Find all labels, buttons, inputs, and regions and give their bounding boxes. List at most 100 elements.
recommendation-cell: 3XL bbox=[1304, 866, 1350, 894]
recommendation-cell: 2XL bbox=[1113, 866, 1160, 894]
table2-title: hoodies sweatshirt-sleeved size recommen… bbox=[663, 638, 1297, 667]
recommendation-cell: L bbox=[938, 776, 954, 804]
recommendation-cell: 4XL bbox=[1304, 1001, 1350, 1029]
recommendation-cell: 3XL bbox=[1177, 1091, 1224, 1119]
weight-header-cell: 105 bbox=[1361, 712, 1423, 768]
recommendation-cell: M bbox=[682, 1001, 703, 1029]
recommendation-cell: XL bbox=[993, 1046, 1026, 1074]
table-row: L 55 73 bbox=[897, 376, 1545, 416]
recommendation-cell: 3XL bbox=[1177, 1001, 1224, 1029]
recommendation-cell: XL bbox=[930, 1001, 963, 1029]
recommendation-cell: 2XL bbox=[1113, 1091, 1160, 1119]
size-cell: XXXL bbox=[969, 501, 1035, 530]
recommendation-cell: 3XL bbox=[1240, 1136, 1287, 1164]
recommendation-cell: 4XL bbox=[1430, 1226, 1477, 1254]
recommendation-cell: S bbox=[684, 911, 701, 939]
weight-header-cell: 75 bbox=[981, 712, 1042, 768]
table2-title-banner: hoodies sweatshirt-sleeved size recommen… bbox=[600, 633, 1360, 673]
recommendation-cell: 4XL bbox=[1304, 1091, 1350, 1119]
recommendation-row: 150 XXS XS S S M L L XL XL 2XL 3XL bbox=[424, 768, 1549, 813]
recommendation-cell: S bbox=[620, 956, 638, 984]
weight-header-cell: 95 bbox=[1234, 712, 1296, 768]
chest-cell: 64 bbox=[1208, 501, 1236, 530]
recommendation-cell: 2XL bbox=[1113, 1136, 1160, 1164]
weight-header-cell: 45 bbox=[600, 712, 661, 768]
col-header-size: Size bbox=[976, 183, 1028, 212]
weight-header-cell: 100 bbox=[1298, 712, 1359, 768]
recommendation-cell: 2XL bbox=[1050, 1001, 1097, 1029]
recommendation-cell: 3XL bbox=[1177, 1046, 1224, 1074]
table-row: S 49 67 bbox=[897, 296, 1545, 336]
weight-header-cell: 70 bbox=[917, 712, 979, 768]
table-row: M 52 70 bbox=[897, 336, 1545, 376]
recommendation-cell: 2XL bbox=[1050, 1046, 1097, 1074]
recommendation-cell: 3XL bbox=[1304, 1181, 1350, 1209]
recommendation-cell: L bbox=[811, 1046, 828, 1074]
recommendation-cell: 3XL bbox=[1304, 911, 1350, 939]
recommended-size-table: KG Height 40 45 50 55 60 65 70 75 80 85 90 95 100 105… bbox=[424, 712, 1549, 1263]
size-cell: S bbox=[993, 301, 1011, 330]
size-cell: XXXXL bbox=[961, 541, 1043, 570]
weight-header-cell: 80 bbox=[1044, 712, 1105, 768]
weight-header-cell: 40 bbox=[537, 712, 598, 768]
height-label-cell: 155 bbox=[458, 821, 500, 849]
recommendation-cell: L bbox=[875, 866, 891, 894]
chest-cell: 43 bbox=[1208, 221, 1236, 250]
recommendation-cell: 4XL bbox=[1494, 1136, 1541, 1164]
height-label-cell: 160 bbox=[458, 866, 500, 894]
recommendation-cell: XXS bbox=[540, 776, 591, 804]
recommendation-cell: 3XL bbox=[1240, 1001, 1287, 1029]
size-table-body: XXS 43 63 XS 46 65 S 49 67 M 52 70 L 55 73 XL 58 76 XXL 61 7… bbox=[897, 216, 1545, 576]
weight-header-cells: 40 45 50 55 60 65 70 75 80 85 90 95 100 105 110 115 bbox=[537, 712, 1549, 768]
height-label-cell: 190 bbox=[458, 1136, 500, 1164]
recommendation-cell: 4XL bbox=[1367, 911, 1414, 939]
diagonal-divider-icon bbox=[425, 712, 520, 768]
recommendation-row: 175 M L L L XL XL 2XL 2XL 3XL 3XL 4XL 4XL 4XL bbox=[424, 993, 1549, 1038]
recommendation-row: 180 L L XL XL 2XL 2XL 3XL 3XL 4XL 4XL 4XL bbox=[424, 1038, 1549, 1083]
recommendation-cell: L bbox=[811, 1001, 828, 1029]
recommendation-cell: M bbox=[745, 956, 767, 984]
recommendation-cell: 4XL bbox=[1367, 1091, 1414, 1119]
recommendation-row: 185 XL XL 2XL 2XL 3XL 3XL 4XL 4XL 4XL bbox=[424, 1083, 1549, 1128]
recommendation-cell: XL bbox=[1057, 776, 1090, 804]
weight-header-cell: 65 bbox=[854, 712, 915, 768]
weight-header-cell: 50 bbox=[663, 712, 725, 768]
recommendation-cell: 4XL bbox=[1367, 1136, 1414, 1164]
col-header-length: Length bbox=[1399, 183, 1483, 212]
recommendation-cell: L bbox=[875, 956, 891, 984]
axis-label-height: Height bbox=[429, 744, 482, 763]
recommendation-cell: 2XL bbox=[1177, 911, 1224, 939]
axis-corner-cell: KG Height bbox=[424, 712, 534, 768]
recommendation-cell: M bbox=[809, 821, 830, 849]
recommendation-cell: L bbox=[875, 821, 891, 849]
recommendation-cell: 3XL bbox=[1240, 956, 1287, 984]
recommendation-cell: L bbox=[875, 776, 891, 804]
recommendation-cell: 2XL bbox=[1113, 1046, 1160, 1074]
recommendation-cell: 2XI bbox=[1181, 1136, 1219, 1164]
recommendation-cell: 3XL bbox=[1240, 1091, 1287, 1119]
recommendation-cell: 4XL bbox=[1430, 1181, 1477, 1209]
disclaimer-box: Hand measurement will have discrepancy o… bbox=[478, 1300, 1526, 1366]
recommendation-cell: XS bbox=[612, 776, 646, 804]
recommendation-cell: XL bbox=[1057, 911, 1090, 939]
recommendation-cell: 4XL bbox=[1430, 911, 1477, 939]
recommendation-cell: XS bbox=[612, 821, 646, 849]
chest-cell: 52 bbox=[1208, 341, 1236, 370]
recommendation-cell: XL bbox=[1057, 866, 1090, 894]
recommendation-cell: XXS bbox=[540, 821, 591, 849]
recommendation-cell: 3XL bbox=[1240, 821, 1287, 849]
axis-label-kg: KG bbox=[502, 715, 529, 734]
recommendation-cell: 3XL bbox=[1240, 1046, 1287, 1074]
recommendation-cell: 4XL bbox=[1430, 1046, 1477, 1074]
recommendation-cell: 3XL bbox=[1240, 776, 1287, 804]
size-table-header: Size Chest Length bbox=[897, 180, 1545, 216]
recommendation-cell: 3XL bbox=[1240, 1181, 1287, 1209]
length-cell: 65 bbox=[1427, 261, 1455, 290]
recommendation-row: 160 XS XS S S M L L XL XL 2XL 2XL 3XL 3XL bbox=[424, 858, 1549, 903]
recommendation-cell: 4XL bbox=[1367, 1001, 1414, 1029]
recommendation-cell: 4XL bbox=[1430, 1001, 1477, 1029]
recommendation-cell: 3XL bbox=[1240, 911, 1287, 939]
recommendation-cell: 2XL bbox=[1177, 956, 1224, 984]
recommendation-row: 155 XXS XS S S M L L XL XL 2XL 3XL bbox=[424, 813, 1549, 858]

YOUR OBJECTIVE:
Rewrite all of the items above, replacing every occurrence of "table-row" with "size-row" and leaving everything else unchanged.

WRITTEN REPLY:
Find all labels, buttons, inputs, and regions and give their bounding boxes. List at most 100 elements.
recommendation-cell: 3XL bbox=[1304, 866, 1350, 894]
recommendation-cell: 2XL bbox=[1113, 866, 1160, 894]
table2-title: hoodies sweatshirt-sleeved size recommen… bbox=[663, 638, 1297, 667]
recommendation-cell: L bbox=[938, 776, 954, 804]
recommendation-cell: 4XL bbox=[1304, 1001, 1350, 1029]
recommendation-cell: 3XL bbox=[1177, 1091, 1224, 1119]
weight-header-cell: 105 bbox=[1361, 712, 1423, 768]
recommendation-cell: M bbox=[682, 1001, 703, 1029]
recommendation-cell: XL bbox=[993, 1046, 1026, 1074]
size-row: L 55 73 bbox=[897, 376, 1545, 416]
recommendation-cell: 3XL bbox=[1177, 1001, 1224, 1029]
recommendation-cell: XL bbox=[930, 1001, 963, 1029]
recommendation-cell: 2XL bbox=[1113, 1091, 1160, 1119]
size-cell: XXXL bbox=[969, 501, 1035, 530]
recommendation-cell: 3XL bbox=[1240, 1136, 1287, 1164]
recommendation-cell: 4XL bbox=[1430, 1226, 1477, 1254]
recommendation-cell: S bbox=[684, 911, 701, 939]
weight-header-cell: 75 bbox=[981, 712, 1042, 768]
table2-title-banner: hoodies sweatshirt-sleeved size recommen… bbox=[600, 633, 1360, 673]
recommendation-cell: 4XL bbox=[1304, 1091, 1350, 1119]
recommendation-row: 150 XXS XS S S M L L XL XL 2XL 3XL bbox=[424, 768, 1549, 813]
recommendation-cell: S bbox=[620, 956, 638, 984]
weight-header-cell: 95 bbox=[1234, 712, 1296, 768]
chest-cell: 64 bbox=[1208, 501, 1236, 530]
recommendation-cell: 2XL bbox=[1113, 1136, 1160, 1164]
weight-header-cell: 45 bbox=[600, 712, 661, 768]
col-header-size: Size bbox=[976, 183, 1028, 212]
weight-header-cell: 100 bbox=[1298, 712, 1359, 768]
recommendation-cell: 2XL bbox=[1050, 1001, 1097, 1029]
recommendation-cell: 3XL bbox=[1177, 1046, 1224, 1074]
size-row: S 49 67 bbox=[897, 296, 1545, 336]
weight-header-cell: 70 bbox=[917, 712, 979, 768]
size-row: M 52 70 bbox=[897, 336, 1545, 376]
recommendation-cell: 2XL bbox=[1050, 1046, 1097, 1074]
recommendation-cell: 3XL bbox=[1304, 1181, 1350, 1209]
recommendation-cell: L bbox=[811, 1046, 828, 1074]
recommendation-cell: 3XL bbox=[1304, 911, 1350, 939]
recommended-size-table: KG Height 40 45 50 55 60 65 70 75 80 85 90 95 100 105… bbox=[424, 712, 1549, 1263]
size-cell: S bbox=[993, 301, 1011, 330]
size-cell: XXXXL bbox=[961, 541, 1043, 570]
weight-header-cell: 80 bbox=[1044, 712, 1105, 768]
weight-header-cell: 40 bbox=[537, 712, 598, 768]
height-label-cell: 155 bbox=[458, 821, 500, 849]
recommendation-cell: L bbox=[875, 866, 891, 894]
chest-cell: 43 bbox=[1208, 221, 1236, 250]
recommendation-cell: 4XL bbox=[1494, 1136, 1541, 1164]
height-label-cell: 160 bbox=[458, 866, 500, 894]
recommendation-cell: XXS bbox=[540, 776, 591, 804]
recommendation-cell: 3XL bbox=[1240, 1001, 1287, 1029]
size-table-body: XXS 43 63 XS 46 65 S 49 67 M 52 70 L 55 73 XL 58 76 XXL 61 7… bbox=[897, 216, 1545, 576]
weight-header-cells: 40 45 50 55 60 65 70 75 80 85 90 95 100 105 110 115 bbox=[537, 712, 1549, 768]
height-label-cell: 190 bbox=[458, 1136, 500, 1164]
recommendation-cell: 4XL bbox=[1367, 911, 1414, 939]
diagonal-divider-icon bbox=[425, 712, 520, 768]
recommendation-row: 175 M L L L XL XL 2XL 2XL 3XL 3XL 4XL 4XL 4XL bbox=[424, 993, 1549, 1038]
recommendation-row: 180 L L XL XL 2XL 2XL 3XL 3XL 4XL 4XL 4XL bbox=[424, 1038, 1549, 1083]
recommendation-cell: L bbox=[811, 1001, 828, 1029]
recommendation-cell: M bbox=[745, 956, 767, 984]
recommendation-cell: 4XL bbox=[1367, 1091, 1414, 1119]
recommendation-row: 185 XL XL 2XL 2XL 3XL 3XL 4XL 4XL 4XL bbox=[424, 1083, 1549, 1128]
recommendation-cell: XL bbox=[1057, 776, 1090, 804]
weight-header-cell: 65 bbox=[854, 712, 915, 768]
weight-header-cell: 50 bbox=[663, 712, 725, 768]
recommendation-cell: 4XL bbox=[1367, 1136, 1414, 1164]
col-header-length: Length bbox=[1399, 183, 1483, 212]
recommendation-cell: L bbox=[875, 956, 891, 984]
axis-label-height: Height bbox=[429, 744, 482, 763]
recommendation-cell: 2XL bbox=[1177, 911, 1224, 939]
axis-corner-cell: KG Height bbox=[424, 712, 534, 768]
recommendation-cell: M bbox=[809, 821, 830, 849]
recommendation-cell: L bbox=[875, 821, 891, 849]
recommendation-cell: 3XL bbox=[1240, 956, 1287, 984]
recommendation-cell: L bbox=[875, 776, 891, 804]
recommendation-cell: 2XL bbox=[1113, 1046, 1160, 1074]
recommendation-cell: 2XI bbox=[1181, 1136, 1219, 1164]
recommendation-cell: 3XL bbox=[1240, 1091, 1287, 1119]
recommendation-cell: 4XL bbox=[1430, 1181, 1477, 1209]
disclaimer-box: Hand measurement will have discrepancy o… bbox=[478, 1300, 1526, 1366]
recommendation-cell: XS bbox=[612, 776, 646, 804]
recommendation-cell: XL bbox=[1057, 911, 1090, 939]
recommendation-cell: 4XL bbox=[1430, 911, 1477, 939]
recommendation-cell: XS bbox=[612, 821, 646, 849]
chest-cell: 52 bbox=[1208, 341, 1236, 370]
recommendation-cell: XL bbox=[1057, 866, 1090, 894]
recommendation-cell: XXS bbox=[540, 821, 591, 849]
recommendation-cell: 3XL bbox=[1240, 821, 1287, 849]
axis-label-kg: KG bbox=[502, 715, 529, 734]
recommendation-cell: 3XL bbox=[1240, 1046, 1287, 1074]
recommendation-cell: 4XL bbox=[1430, 1046, 1477, 1074]
recommendation-cell: 3XL bbox=[1240, 776, 1287, 804]
size-table-header: Size Chest Length bbox=[897, 180, 1545, 216]
recommendation-cell: 3XL bbox=[1240, 1181, 1287, 1209]
length-cell: 65 bbox=[1427, 261, 1455, 290]
recommendation-row: 160 XS XS S S M L L XL XL 2XL 2XL 3XL 3XL bbox=[424, 858, 1549, 903]
recommendation-cell: 4XL bbox=[1367, 1001, 1414, 1029]
recommendation-cell: 4XL bbox=[1430, 1001, 1477, 1029]
recommendation-cell: 3XL bbox=[1240, 911, 1287, 939]
recommendation-cell: 2XL bbox=[1177, 956, 1224, 984]
recommendation-row: 155 XXS XS S S M L L XL XL 2XL 3XL bbox=[424, 813, 1549, 858]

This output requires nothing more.